◆ What you have to do ◆
Output every entry exactly as written.

◆ Records supplied ◆
----

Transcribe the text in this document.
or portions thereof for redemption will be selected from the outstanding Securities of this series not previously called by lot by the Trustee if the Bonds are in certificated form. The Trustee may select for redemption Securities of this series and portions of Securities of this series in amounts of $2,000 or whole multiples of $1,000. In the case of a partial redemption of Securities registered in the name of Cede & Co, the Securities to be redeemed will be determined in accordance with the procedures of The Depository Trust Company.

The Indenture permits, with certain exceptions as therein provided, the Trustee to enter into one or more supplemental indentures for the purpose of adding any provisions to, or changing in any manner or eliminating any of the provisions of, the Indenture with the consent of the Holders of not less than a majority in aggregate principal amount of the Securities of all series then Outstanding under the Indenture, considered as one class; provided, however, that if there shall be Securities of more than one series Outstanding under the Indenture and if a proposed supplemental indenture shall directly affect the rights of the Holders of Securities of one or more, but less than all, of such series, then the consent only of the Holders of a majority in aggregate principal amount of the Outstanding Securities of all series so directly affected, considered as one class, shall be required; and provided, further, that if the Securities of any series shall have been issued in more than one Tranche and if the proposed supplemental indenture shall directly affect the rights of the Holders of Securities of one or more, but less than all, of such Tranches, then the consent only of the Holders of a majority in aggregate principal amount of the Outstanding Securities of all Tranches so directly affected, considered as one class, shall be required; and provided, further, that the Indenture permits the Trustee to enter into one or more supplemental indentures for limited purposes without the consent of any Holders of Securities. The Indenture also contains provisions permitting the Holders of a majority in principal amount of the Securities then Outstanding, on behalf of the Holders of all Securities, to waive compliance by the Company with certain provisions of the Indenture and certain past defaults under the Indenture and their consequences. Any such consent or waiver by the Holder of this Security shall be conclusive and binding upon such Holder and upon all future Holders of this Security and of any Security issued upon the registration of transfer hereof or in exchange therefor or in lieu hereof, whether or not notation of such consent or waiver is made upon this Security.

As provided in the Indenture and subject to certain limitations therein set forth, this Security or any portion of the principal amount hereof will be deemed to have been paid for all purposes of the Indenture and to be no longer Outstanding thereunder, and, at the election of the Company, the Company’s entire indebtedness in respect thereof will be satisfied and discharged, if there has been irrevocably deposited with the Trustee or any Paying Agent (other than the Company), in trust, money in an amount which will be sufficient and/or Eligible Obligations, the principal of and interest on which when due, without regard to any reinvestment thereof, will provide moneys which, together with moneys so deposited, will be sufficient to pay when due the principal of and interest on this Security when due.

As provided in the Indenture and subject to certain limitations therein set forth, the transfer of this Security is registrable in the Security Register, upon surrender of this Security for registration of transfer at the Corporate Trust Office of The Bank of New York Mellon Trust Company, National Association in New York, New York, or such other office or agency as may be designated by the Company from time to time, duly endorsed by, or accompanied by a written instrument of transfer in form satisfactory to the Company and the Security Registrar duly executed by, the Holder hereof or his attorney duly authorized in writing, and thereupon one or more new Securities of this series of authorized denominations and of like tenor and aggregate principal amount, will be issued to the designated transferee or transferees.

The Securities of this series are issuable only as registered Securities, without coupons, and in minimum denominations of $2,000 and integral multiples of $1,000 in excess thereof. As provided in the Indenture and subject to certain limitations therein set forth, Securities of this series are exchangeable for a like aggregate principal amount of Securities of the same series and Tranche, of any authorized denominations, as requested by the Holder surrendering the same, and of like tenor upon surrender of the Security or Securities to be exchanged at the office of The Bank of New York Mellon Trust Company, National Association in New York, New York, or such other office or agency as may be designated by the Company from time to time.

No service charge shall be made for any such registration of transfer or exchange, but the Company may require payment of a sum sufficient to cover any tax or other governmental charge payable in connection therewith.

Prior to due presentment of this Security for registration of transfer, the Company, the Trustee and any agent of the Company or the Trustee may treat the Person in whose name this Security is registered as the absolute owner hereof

----

◆ Solution to this task ◆
Transcribe the text in this document.
or portions thereof for redemption will be selected from the outstanding Securities of this series not previously called by lot by the Trustee if the Bonds are in certificated form. The Trustee may select for redemption Securities of this series and portions of Securities of this series in amounts of $2,000 or whole multiples of $1,000. In the case of a partial redemption of Securities registered in the name of Cede & Co, the Securities to be redeemed will be determined in accordance with the procedures of The Depository Trust Company.

The Indenture permits, with certain exceptions as therein provided, the Trustee to enter into one or more supplemental indentures for the purpose of adding any provisions to, or changing in any manner or eliminating any of the provisions of, the Indenture with the consent of the Holders of not less than a majority in aggregate principal amount of the Securities of all series then Outstanding under the Indenture, considered as one class; provided, however, that if there shall be Securities of more than one series Outstanding under the Indenture and if a proposed supplemental indenture shall directly affect the rights of the Holders of Securities of one or more, but less than all, of such series, then the consent only of the Holders of a majority in aggregate principal amount of the Outstanding Securities of all series so directly affected, considered as one class, shall be required; and provided, further, that if the Securities of any series shall have been issued in more than one Tranche and if the proposed supplemental indenture shall directly affect the rights of the Holders of Securities of one or more, but less than all, of such Tranches, then the consent only of the Holders of a majority in aggregate principal amount of the Outstanding Securities of all Tranches so directly affected, considered as one class, shall be required; and provided, further, that the Indenture permits the Trustee to enter into one or more supplemental indentures for limited purposes without the consent of any Holders of Securities. The Indenture also contains provisions permitting the Holders of a majority in principal amount of the Securities then Outstanding, on behalf of the Holders of all Securities, to waive compliance by the Company with certain provisions of the Indenture and certain past defaults under the Indenture and their consequences. Any such consent or waiver by the Holder of this Security shall be conclusive and binding upon such Holder and upon all future Holders of this Security and of any Security issued upon the registration of transfer hereof or in exchange therefor or in lieu hereof, whether or not notation of such consent or waiver is made upon this Security.

As provided in the Indenture and subject to certain limitations therein set forth, this Security or any portion of the principal amount hereof will be deemed to have been paid for all purposes of the Indenture and to be no longer Outstanding thereunder, and, at the election of the Company, the Company’s entire indebtedness in respect thereof will be satisfied and discharged, if there has been irrevocably deposited with the Trustee or any Paying Agent (other than the Company), in trust, money in an amount which will be sufficient and/or Eligible Obligations, the principal of and interest on which when due, without regard to any reinvestment thereof, will provide moneys which, together with moneys so deposited, will be sufficient to pay when due the principal of and interest on this Security when due.

As provided in the Indenture and subject to certain limitations therein set forth, the transfer of this Security is registrable in the Security Register, upon surrender of this Security for registration of transfer at the Corporate Trust Office of The Bank of New York Mellon Trust Company, National Association in New York, New York, or such other office or agency as may be designated by the Company from time to time, duly endorsed by, or accompanied by a written instrument of transfer in form satisfactory to the Company and the Security Registrar duly executed by, the Holder hereof or his attorney duly authorized in writing, and thereupon one or more new Securities of this series of authorized denominations and of like tenor and aggregate principal amount, will be issued to the designated transferee or transferees.

The Securities of this series are issuable only as registered Securities, without coupons, and in minimum denominations of $2,000 and integral multiples of $1,000 in excess thereof. As provided in the Indenture and subject to certain limitations therein set forth, Securities of this series are exchangeable for a like aggregate principal amount of Securities of the same series and Tranche, of any authorized denominations, as requested by the Holder surrendering the same, and of like tenor upon surrender of the Security or Securities to be exchanged at the office of The Bank of New York Mellon Trust Company, National Association in New York, New York, or such other office or agency as may be designated by the Company from time to time.

No service charge shall be made for any such registration of transfer or exchange, but the Company may require payment of a sum sufficient to cover any tax or other governmental charge payable in connection therewith.

Prior to due presentment of this Security for registration of transfer, the Company, the Trustee and any agent of the Company or the Trustee may treat the Person in whose name this Security is registered as the absolute owner hereof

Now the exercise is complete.